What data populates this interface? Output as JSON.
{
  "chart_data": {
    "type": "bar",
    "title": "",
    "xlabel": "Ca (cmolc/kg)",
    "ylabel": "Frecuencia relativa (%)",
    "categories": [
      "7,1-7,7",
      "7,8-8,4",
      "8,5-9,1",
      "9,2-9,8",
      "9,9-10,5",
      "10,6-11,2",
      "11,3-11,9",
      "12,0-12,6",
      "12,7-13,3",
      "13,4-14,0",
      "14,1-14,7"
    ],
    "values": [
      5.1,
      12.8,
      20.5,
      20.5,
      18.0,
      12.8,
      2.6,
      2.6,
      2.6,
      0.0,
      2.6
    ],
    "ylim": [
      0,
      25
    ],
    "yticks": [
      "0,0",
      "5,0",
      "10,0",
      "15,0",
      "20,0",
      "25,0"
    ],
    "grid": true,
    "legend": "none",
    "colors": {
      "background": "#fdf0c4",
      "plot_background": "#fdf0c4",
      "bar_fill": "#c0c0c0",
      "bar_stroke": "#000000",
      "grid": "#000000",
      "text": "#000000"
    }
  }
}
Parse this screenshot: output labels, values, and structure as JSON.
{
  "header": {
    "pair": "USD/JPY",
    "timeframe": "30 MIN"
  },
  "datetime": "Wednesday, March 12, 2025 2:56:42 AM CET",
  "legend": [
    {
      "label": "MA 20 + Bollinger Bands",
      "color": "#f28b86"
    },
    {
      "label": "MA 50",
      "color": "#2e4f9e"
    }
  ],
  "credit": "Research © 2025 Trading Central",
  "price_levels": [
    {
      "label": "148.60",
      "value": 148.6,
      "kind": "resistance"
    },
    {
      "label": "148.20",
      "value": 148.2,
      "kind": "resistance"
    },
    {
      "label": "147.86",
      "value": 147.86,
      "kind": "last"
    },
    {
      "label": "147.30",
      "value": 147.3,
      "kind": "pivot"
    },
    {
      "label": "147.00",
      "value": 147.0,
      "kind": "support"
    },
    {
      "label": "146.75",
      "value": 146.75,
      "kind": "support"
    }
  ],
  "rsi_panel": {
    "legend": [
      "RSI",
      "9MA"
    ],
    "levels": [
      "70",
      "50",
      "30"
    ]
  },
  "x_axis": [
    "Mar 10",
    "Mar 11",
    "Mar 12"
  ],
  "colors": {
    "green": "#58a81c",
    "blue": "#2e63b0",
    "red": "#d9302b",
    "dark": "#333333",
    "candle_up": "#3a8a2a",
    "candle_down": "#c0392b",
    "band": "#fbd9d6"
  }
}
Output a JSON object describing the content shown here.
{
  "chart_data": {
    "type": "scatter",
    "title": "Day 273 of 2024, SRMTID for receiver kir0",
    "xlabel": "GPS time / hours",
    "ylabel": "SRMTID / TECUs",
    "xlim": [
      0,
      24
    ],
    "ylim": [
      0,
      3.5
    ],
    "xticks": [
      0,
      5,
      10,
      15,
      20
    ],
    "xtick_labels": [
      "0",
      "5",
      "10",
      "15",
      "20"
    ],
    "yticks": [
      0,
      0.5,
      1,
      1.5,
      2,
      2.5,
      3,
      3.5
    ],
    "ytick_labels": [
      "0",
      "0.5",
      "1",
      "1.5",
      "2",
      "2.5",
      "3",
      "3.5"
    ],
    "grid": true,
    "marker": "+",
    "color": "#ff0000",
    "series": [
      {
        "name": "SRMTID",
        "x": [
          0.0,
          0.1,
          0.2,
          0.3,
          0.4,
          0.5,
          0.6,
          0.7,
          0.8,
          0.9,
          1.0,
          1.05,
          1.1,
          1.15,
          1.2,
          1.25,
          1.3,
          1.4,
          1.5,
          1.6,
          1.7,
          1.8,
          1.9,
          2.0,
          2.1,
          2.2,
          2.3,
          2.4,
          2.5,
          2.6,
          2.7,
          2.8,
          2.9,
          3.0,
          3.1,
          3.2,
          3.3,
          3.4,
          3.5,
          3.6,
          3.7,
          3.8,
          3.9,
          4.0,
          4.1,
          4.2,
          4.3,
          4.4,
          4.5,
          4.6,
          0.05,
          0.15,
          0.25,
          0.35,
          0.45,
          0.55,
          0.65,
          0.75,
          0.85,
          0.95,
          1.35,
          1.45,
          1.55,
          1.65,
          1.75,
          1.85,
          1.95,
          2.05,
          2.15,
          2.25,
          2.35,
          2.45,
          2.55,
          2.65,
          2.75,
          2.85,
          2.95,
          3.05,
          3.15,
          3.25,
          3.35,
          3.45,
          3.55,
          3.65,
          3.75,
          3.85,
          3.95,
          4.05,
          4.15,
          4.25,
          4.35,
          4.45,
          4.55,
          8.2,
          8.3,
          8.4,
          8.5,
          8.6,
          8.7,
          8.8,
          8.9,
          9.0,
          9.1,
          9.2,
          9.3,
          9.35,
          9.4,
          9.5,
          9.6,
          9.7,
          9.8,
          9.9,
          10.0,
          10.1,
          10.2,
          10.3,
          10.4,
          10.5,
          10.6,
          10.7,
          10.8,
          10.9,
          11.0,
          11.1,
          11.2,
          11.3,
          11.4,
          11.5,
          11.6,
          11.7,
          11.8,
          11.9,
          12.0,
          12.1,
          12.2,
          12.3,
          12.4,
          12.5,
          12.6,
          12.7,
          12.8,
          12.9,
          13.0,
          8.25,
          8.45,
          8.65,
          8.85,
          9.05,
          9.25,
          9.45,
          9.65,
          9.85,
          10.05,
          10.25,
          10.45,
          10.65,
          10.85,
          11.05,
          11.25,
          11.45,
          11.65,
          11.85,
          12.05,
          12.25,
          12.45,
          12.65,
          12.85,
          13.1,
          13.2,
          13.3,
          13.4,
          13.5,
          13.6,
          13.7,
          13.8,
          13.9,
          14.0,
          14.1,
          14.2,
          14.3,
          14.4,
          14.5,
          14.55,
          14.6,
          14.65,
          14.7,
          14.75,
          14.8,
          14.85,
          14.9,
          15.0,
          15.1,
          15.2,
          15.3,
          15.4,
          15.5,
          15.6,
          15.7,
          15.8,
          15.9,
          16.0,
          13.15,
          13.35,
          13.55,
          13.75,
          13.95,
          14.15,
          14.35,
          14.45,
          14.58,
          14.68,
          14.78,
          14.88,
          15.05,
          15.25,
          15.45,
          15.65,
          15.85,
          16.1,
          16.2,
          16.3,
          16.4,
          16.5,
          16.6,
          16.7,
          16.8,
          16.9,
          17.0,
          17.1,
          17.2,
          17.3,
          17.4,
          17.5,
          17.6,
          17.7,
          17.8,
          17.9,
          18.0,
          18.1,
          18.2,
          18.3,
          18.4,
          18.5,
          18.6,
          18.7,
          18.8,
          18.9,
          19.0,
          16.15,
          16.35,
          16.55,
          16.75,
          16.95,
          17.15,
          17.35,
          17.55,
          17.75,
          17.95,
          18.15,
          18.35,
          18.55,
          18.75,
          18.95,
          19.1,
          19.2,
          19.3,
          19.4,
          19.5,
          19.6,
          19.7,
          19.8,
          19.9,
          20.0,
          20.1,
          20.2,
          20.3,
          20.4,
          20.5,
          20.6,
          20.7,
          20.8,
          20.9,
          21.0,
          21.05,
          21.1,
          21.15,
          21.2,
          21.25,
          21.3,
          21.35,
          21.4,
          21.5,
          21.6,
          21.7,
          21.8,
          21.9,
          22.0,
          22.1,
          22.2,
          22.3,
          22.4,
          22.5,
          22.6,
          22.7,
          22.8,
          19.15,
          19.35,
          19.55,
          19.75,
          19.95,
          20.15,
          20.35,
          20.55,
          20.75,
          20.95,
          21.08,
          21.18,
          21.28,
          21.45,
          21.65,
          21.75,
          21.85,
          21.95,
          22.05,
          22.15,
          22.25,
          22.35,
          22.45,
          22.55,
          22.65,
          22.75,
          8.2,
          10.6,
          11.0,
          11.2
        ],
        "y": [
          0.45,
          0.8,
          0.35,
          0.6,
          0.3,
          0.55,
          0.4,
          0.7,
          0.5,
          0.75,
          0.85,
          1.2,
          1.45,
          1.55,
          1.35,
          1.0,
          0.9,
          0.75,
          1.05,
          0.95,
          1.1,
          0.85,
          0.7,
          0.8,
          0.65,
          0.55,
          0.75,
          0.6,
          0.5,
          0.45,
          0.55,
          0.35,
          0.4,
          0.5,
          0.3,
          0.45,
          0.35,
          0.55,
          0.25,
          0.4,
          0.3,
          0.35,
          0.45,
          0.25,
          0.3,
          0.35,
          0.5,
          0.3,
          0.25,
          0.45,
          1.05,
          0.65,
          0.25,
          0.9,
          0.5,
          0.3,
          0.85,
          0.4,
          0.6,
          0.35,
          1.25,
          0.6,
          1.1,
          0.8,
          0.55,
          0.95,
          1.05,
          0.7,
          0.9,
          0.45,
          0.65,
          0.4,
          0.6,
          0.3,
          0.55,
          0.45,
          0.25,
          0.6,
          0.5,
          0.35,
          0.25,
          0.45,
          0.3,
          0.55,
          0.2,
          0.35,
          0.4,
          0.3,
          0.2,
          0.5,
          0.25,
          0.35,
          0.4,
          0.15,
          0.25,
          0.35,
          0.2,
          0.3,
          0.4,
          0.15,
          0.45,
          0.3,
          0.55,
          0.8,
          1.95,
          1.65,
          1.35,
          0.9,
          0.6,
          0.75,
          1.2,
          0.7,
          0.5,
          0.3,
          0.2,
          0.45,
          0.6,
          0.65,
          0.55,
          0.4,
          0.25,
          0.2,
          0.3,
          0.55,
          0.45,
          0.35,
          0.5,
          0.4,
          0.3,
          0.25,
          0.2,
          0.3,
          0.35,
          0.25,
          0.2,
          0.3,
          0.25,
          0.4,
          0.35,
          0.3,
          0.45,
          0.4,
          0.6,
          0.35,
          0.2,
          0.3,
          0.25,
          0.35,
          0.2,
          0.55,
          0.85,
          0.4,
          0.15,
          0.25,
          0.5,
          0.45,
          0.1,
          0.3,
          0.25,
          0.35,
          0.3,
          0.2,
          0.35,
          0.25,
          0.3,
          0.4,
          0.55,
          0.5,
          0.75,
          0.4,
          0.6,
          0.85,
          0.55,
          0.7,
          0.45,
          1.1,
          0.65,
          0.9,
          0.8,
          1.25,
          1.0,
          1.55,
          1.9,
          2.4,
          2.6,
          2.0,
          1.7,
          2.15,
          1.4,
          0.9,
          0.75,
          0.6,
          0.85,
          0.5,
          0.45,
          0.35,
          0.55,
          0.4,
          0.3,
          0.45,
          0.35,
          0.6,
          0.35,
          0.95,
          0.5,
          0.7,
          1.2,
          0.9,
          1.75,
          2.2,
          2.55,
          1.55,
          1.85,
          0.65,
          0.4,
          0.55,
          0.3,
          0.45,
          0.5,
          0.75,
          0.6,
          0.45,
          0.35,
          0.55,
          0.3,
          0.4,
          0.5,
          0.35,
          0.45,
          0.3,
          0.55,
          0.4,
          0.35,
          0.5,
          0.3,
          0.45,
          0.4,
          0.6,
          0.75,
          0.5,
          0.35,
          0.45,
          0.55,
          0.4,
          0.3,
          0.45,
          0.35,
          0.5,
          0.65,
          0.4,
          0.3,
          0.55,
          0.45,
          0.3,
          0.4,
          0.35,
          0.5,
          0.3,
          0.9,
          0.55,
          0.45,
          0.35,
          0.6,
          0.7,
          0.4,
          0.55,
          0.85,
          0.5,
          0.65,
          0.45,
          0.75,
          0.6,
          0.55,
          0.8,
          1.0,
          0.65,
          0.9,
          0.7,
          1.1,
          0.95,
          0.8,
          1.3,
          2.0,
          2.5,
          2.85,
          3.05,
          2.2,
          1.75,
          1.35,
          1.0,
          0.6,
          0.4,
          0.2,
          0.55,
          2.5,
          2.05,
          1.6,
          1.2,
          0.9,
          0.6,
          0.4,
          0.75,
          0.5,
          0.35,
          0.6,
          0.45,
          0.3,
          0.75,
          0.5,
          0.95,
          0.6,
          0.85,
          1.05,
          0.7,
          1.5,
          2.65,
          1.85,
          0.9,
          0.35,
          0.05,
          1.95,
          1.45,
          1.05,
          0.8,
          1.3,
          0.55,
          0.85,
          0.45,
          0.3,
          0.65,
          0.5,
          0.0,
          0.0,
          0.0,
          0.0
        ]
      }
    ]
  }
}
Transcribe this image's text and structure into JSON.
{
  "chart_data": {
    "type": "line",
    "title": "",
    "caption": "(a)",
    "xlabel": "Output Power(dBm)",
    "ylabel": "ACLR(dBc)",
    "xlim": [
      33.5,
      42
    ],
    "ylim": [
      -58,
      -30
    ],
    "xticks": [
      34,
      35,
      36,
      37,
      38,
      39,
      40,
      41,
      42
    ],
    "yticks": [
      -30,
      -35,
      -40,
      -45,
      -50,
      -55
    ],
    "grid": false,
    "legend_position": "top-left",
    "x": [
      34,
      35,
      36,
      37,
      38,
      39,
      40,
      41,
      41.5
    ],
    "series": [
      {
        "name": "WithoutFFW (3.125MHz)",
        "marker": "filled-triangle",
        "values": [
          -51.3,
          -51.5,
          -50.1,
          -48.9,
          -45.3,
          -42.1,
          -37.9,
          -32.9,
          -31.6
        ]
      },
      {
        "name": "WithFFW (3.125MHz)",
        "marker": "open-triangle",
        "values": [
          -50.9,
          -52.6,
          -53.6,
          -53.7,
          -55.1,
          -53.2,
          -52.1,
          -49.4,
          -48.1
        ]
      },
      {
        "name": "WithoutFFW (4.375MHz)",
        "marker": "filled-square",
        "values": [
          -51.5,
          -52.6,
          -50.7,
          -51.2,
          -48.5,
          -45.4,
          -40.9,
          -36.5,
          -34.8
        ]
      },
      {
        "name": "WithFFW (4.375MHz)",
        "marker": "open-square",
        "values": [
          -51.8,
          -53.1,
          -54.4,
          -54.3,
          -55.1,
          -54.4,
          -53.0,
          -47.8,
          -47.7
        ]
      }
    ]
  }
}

> **Exercise task**: Give back the lines of the listing from the one with "Transcribe this image's" through the end, both included, exactly as written and with nothing added.

> **Result of the task**:
Transcribe this image's text and structure into JSON.
{
  "chart_data": {
    "type": "line",
    "title": "",
    "caption": "(a)",
    "xlabel": "Output Power(dBm)",
    "ylabel": "ACLR(dBc)",
    "xlim": [
      33.5,
      42
    ],
    "ylim": [
      -58,
      -30
    ],
    "xticks": [
      34,
      35,
      36,
      37,
      38,
      39,
      40,
      41,
      42
    ],
    "yticks": [
      -30,
      -35,
      -40,
      -45,
      -50,
      -55
    ],
    "grid": false,
    "legend_position": "top-left",
    "x": [
      34,
      35,
      36,
      37,
      38,
      39,
      40,
      41,
      41.5
    ],
    "series": [
      {
        "name": "WithoutFFW (3.125MHz)",
        "marker": "filled-triangle",
        "values": [
          -51.3,
          -51.5,
          -50.1,
          -48.9,
          -45.3,
          -42.1,
          -37.9,
          -32.9,
          -31.6
        ]
      },
      {
        "name": "WithFFW (3.125MHz)",
        "marker": "open-triangle",
        "values": [
          -50.9,
          -52.6,
          -53.6,
          -53.7,
          -55.1,
          -53.2,
          -52.1,
          -49.4,
          -48.1
        ]
      },
      {
        "name": "WithoutFFW (4.375MHz)",
        "marker": "filled-square",
        "values": [
          -51.5,
          -52.6,
          -50.7,
          -51.2,
          -48.5,
          -45.4,
          -40.9,
          -36.5,
          -34.8
        ]
      },
      {
        "name": "WithFFW (4.375MHz)",
        "marker": "open-square",
        "values": [
          -51.8,
          -53.1,
          -54.4,
          -54.3,
          -55.1,
          -54.4,
          -53.0,
          -47.8,
          -47.7
        ]
      }
    ]
  }
}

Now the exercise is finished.